PROBLEM DESCRIPTION
Work through the data below line by line and say how many lines hold "Increases"; give only the number.

====== RECORD EXTRACTS

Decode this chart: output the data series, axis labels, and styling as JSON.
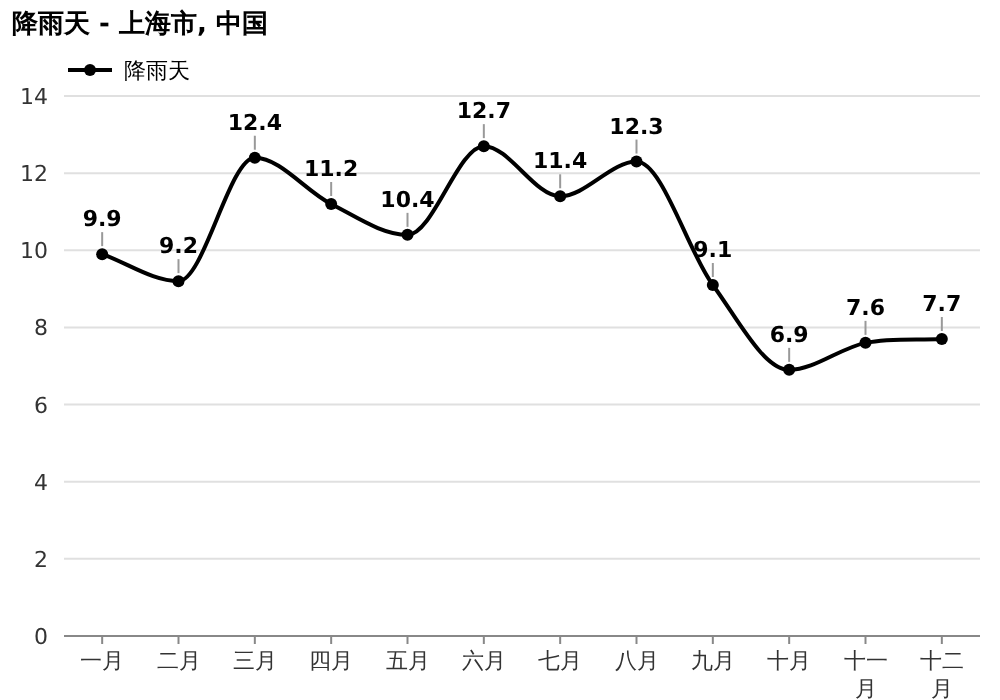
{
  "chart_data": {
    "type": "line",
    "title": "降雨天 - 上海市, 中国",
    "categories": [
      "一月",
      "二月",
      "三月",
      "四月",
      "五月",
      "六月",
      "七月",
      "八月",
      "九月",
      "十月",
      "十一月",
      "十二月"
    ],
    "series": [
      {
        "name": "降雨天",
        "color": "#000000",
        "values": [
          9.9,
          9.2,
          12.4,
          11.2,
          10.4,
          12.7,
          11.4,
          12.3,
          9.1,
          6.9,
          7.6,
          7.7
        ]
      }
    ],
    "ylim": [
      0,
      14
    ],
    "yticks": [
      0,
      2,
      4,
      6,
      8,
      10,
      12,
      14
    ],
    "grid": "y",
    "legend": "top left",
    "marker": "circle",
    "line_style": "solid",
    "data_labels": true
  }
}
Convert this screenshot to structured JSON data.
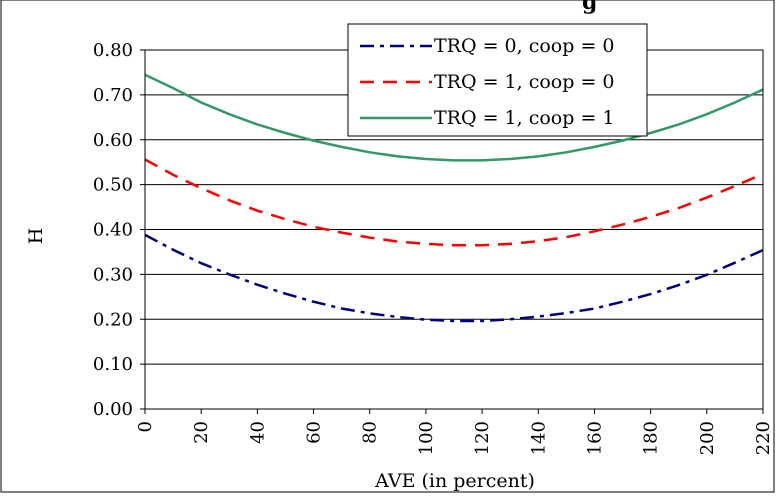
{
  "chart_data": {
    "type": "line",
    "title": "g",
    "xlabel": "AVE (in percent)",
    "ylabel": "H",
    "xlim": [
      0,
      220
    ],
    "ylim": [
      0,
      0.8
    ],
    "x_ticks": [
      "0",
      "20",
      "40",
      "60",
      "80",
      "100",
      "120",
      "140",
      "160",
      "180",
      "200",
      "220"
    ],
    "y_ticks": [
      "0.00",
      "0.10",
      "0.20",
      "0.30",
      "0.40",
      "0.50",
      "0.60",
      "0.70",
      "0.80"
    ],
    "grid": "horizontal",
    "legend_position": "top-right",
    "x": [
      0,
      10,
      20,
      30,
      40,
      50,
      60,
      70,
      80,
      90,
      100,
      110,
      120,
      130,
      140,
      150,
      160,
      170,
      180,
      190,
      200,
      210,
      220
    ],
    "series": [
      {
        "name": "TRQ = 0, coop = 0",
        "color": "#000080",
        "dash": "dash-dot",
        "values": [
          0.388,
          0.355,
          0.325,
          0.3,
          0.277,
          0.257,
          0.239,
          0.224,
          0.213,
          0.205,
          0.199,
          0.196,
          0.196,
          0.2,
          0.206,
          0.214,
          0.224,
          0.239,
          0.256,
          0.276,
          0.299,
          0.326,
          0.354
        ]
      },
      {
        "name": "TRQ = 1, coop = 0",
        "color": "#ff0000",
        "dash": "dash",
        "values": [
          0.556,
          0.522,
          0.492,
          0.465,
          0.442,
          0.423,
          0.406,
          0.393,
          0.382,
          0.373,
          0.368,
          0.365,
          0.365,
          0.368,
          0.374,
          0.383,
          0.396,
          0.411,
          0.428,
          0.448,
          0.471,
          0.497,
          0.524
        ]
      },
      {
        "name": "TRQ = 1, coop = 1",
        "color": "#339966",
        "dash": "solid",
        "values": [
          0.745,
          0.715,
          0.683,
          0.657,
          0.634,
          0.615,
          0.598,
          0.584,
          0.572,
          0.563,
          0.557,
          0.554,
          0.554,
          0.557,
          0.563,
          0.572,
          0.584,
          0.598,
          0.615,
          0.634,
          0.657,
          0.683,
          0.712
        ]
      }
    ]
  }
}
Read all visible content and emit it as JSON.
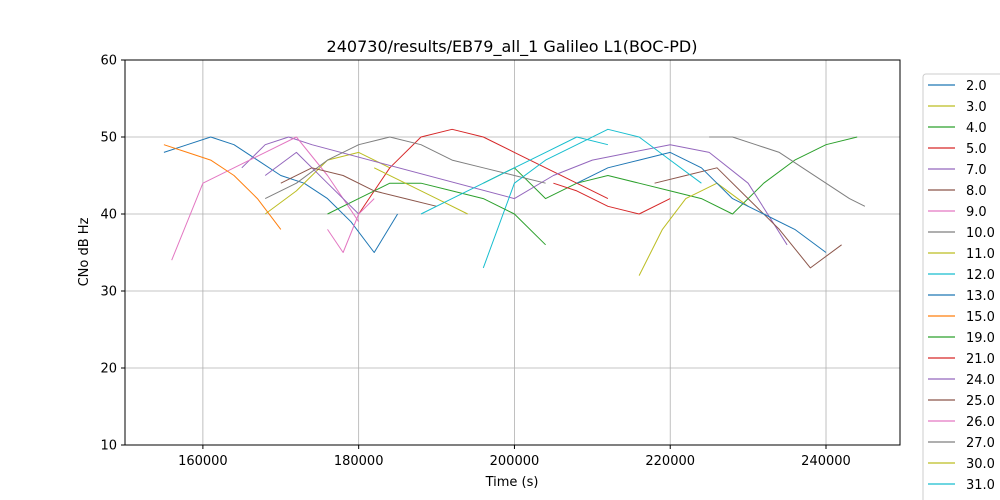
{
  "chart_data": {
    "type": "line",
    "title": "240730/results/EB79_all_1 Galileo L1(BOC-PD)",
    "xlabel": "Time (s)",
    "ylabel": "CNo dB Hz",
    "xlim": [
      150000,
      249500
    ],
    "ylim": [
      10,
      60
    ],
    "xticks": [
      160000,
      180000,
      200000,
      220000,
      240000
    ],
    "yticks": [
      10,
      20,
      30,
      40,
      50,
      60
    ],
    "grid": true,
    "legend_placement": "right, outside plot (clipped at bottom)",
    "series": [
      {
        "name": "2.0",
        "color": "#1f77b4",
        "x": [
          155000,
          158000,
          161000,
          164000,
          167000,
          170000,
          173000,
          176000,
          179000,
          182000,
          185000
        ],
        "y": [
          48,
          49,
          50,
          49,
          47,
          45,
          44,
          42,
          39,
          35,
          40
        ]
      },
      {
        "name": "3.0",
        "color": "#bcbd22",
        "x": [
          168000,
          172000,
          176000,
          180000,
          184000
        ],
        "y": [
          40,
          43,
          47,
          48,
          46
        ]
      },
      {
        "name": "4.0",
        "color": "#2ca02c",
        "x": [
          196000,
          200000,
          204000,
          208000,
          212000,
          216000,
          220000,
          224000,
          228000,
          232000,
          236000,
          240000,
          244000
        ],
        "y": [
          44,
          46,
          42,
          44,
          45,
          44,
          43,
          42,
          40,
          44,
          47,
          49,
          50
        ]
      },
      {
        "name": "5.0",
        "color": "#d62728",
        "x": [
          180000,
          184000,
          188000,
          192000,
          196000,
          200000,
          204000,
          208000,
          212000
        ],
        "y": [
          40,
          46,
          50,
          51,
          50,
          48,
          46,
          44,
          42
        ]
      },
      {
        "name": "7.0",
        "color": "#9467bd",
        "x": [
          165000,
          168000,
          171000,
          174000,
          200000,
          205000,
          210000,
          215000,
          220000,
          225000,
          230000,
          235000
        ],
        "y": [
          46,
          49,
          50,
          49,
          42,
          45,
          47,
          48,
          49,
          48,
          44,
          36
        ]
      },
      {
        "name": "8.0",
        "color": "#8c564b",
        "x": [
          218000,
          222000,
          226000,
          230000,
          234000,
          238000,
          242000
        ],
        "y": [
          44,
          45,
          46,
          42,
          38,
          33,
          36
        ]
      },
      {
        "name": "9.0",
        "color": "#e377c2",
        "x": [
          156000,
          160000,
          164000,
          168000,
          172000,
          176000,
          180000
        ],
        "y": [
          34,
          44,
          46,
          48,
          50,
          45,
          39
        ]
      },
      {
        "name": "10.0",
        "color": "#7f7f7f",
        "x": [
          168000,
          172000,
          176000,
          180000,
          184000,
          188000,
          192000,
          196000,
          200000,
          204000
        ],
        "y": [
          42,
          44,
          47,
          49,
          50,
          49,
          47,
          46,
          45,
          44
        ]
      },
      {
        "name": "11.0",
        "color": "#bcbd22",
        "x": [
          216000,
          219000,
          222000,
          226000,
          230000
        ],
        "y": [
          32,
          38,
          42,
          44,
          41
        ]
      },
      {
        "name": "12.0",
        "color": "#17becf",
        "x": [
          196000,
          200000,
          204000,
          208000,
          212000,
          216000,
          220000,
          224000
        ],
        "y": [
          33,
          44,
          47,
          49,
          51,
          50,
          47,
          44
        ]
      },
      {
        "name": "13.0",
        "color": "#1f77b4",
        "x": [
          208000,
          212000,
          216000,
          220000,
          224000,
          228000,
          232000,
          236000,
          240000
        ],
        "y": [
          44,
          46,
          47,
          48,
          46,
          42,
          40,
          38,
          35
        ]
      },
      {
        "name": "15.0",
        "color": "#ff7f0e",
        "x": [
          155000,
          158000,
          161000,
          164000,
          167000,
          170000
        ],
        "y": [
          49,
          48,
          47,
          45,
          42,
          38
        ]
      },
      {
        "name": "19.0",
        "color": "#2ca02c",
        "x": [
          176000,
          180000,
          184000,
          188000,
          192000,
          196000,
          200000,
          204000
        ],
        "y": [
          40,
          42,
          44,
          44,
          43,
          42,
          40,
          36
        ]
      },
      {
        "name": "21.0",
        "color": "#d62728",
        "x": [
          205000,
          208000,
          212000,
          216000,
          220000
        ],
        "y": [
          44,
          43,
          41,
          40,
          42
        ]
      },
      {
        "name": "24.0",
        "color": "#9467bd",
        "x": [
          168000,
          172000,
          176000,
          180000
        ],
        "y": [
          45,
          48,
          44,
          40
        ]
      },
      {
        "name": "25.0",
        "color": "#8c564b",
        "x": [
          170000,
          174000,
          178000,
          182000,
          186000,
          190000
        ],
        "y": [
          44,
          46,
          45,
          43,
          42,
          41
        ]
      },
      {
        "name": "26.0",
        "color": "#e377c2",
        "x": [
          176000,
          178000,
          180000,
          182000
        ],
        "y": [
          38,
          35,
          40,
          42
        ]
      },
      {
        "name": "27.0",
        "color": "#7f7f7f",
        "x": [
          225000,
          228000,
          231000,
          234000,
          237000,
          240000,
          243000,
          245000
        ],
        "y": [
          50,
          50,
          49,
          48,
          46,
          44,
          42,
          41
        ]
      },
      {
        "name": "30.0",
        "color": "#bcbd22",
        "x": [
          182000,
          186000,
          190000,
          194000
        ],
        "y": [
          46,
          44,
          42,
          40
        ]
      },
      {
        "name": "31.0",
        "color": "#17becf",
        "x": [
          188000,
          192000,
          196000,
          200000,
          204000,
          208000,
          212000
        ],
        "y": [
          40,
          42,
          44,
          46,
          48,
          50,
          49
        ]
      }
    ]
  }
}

============
====== RECORD EXTRACTS

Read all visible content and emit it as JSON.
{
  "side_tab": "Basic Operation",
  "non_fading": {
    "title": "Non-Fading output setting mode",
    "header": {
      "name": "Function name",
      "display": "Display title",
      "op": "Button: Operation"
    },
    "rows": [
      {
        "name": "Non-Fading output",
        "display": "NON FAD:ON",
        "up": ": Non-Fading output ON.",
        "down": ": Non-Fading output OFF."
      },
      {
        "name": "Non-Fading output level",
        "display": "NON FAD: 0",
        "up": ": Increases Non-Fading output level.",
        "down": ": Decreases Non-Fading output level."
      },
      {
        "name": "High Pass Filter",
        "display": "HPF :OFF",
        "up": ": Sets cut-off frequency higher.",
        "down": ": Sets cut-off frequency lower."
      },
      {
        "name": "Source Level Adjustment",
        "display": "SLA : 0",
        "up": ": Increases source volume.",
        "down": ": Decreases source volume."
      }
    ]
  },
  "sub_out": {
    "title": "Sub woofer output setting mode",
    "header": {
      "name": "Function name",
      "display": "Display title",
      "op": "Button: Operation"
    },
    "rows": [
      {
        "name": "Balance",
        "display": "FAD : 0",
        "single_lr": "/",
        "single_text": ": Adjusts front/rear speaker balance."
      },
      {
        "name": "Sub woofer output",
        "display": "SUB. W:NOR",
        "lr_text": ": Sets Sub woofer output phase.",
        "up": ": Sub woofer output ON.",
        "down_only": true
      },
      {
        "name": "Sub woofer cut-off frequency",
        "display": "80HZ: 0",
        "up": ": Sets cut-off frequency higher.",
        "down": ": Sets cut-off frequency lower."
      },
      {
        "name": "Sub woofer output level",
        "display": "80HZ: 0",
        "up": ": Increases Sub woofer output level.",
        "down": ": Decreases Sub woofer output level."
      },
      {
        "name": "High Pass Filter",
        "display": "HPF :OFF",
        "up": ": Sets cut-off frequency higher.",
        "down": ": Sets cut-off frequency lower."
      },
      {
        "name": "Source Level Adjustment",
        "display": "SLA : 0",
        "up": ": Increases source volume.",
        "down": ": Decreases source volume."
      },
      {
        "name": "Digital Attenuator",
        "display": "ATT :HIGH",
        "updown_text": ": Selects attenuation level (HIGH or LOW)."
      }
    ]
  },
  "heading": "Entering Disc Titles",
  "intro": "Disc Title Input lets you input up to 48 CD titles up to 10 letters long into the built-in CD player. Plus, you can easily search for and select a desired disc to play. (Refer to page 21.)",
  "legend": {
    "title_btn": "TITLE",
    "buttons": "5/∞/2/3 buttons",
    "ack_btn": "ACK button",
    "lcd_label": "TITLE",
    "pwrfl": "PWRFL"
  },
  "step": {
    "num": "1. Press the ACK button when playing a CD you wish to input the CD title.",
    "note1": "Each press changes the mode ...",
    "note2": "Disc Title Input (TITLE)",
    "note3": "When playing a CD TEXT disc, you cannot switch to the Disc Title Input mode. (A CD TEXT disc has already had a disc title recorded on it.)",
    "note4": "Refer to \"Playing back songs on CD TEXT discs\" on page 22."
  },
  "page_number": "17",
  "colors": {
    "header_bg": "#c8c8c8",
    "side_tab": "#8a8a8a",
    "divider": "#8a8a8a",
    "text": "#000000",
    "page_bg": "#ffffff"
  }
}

============
====== RECORD EXTRACTS

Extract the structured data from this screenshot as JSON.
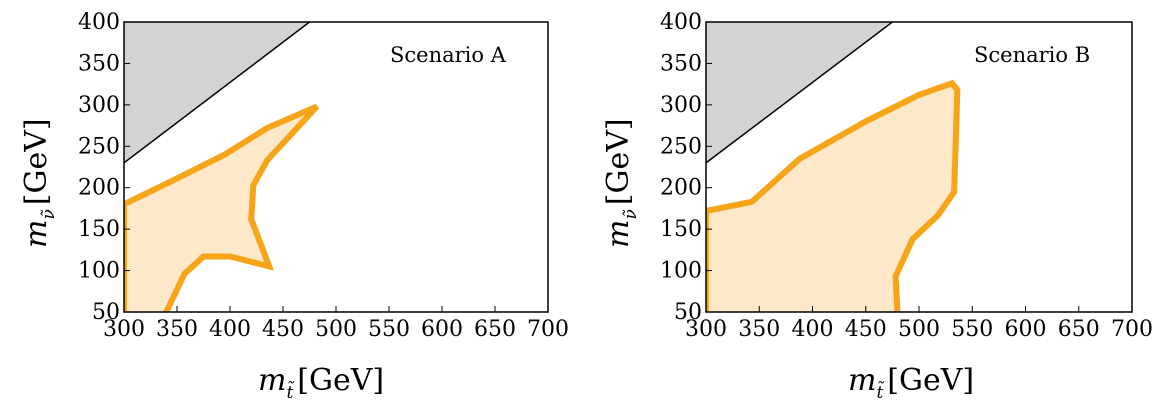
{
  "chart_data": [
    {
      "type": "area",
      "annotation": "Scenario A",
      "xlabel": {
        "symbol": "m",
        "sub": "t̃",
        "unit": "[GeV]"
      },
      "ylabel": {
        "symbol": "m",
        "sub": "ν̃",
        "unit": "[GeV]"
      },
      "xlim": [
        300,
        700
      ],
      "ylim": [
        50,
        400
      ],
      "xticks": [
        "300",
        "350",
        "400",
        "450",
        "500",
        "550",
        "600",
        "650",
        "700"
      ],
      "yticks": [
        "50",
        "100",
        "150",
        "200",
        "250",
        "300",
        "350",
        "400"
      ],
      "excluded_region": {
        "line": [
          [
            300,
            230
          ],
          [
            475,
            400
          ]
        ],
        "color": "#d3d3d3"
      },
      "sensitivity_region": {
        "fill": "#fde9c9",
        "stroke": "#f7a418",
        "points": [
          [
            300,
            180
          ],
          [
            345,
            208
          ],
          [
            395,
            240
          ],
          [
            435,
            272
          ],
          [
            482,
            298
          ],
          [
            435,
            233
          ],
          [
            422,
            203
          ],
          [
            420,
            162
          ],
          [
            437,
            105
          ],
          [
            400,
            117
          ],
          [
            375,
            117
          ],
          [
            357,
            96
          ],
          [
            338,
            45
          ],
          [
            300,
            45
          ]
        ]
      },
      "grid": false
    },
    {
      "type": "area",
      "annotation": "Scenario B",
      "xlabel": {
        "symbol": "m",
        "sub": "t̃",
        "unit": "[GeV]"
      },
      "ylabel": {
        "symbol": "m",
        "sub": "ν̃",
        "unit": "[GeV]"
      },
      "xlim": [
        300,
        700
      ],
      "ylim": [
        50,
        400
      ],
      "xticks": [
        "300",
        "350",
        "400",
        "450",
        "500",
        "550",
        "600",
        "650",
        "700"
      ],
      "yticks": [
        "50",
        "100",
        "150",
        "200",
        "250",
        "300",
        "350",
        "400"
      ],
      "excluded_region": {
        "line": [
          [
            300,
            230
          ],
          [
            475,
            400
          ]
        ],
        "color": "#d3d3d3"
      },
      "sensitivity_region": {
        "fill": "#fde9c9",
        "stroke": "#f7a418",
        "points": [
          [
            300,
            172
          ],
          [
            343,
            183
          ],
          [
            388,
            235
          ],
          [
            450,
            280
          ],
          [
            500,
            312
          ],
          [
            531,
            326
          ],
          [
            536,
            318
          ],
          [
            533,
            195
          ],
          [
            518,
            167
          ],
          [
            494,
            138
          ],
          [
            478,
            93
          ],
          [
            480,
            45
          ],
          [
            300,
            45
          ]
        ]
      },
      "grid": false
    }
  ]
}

============

ANSWER FOR THE TASK
4